PROBLEM REQUIREMENTS.
All the data must come back unchanged, except that pictures are left out.
◇ ◇ ◇ ◇ ◇ ◇ ◇
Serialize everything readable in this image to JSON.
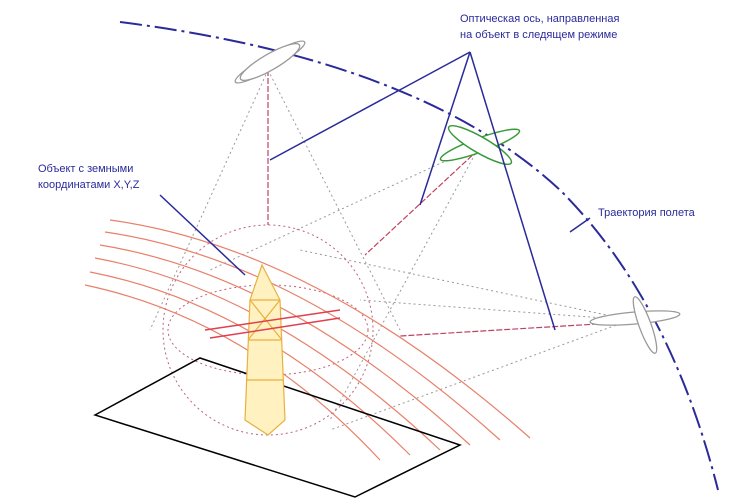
{
  "labels": {
    "optical_axis": [
      "Оптическая ось, направленная",
      "на объект в следящем режиме"
    ],
    "object": [
      "Объект с земными",
      "координатами X,Y,Z"
    ],
    "trajectory": "Траектория полета"
  }
}
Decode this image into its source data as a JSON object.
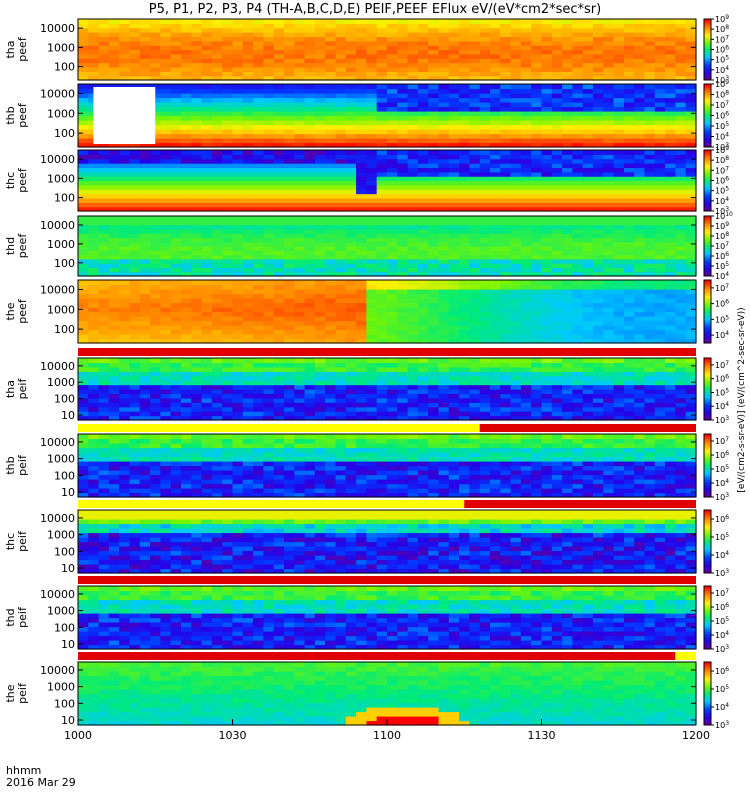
◇ ◇ ◇ ◇ ◇ ◇ ◇
SOLUTION TO THE EXERCISE.
Serialize everything readable in this image to JSON.
{
  "labels": {
    "optical_axis": [
      "Оптическая ось, направленная",
      "на объект в следящем режиме"
    ],
    "object": [
      "Объект с земными",
      "координатами X,Y,Z"
    ],
    "trajectory": "Траектория полета"
  }
}
Decode this image into its source data as a JSON object.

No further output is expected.